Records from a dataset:
----

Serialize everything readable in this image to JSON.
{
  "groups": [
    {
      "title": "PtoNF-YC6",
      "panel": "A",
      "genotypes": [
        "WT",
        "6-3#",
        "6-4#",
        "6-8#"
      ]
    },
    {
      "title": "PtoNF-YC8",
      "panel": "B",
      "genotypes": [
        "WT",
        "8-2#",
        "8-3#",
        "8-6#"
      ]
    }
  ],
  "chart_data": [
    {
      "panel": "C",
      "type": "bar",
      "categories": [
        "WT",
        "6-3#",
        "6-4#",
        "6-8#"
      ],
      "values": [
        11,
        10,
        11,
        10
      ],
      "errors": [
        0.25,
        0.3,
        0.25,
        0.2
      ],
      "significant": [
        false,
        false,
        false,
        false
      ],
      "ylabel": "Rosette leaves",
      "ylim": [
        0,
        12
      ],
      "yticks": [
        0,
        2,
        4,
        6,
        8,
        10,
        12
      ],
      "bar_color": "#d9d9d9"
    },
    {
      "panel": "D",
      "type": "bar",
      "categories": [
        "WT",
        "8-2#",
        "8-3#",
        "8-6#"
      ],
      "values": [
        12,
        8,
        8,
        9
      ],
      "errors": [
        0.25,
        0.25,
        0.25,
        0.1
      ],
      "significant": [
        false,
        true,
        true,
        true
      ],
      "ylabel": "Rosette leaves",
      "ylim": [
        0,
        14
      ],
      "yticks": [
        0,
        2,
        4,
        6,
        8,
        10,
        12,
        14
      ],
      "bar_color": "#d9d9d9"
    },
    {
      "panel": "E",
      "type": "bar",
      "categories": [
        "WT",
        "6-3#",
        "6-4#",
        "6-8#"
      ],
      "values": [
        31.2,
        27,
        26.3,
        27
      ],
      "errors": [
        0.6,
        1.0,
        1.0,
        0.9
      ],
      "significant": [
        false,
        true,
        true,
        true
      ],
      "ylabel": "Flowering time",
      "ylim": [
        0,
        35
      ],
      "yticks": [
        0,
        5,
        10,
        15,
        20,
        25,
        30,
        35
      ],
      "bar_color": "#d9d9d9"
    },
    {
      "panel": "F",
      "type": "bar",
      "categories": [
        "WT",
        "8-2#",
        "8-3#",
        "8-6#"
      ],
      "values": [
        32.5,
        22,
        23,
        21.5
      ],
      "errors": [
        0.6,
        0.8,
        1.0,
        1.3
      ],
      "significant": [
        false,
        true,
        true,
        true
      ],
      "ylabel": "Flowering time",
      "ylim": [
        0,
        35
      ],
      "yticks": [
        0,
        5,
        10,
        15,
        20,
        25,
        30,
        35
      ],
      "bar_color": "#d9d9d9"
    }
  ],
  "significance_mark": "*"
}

----

*Exercise task:* Emit the full listing verbatim.

*Answer to the problem:*
Serialize everything readable in this image to JSON.
{
  "groups": [
    {
      "title": "PtoNF-YC6",
      "panel": "A",
      "genotypes": [
        "WT",
        "6-3#",
        "6-4#",
        "6-8#"
      ]
    },
    {
      "title": "PtoNF-YC8",
      "panel": "B",
      "genotypes": [
        "WT",
        "8-2#",
        "8-3#",
        "8-6#"
      ]
    }
  ],
  "chart_data": [
    {
      "panel": "C",
      "type": "bar",
      "categories": [
        "WT",
        "6-3#",
        "6-4#",
        "6-8#"
      ],
      "values": [
        11,
        10,
        11,
        10
      ],
      "errors": [
        0.25,
        0.3,
        0.25,
        0.2
      ],
      "significant": [
        false,
        false,
        false,
        false
      ],
      "ylabel": "Rosette leaves",
      "ylim": [
        0,
        12
      ],
      "yticks": [
        0,
        2,
        4,
        6,
        8,
        10,
        12
      ],
      "bar_color": "#d9d9d9"
    },
    {
      "panel": "D",
      "type": "bar",
      "categories": [
        "WT",
        "8-2#",
        "8-3#",
        "8-6#"
      ],
      "values": [
        12,
        8,
        8,
        9
      ],
      "errors": [
        0.25,
        0.25,
        0.25,
        0.1
      ],
      "significant": [
        false,
        true,
        true,
        true
      ],
      "ylabel": "Rosette leaves",
      "ylim": [
        0,
        14
      ],
      "yticks": [
        0,
        2,
        4,
        6,
        8,
        10,
        12,
        14
      ],
      "bar_color": "#d9d9d9"
    },
    {
      "panel": "E",
      "type": "bar",
      "categories": [
        "WT",
        "6-3#",
        "6-4#",
        "6-8#"
      ],
      "values": [
        31.2,
        27,
        26.3,
        27
      ],
      "errors": [
        0.6,
        1.0,
        1.0,
        0.9
      ],
      "significant": [
        false,
        true,
        true,
        true
      ],
      "ylabel": "Flowering time",
      "ylim": [
        0,
        35
      ],
      "yticks": [
        0,
        5,
        10,
        15,
        20,
        25,
        30,
        35
      ],
      "bar_color": "#d9d9d9"
    },
    {
      "panel": "F",
      "type": "bar",
      "categories": [
        "WT",
        "8-2#",
        "8-3#",
        "8-6#"
      ],
      "values": [
        32.5,
        22,
        23,
        21.5
      ],
      "errors": [
        0.6,
        0.8,
        1.0,
        1.3
      ],
      "significant": [
        false,
        true,
        true,
        true
      ],
      "ylabel": "Flowering time",
      "ylim": [
        0,
        35
      ],
      "yticks": [
        0,
        5,
        10,
        15,
        20,
        25,
        30,
        35
      ],
      "bar_color": "#d9d9d9"
    }
  ],
  "significance_mark": "*"
}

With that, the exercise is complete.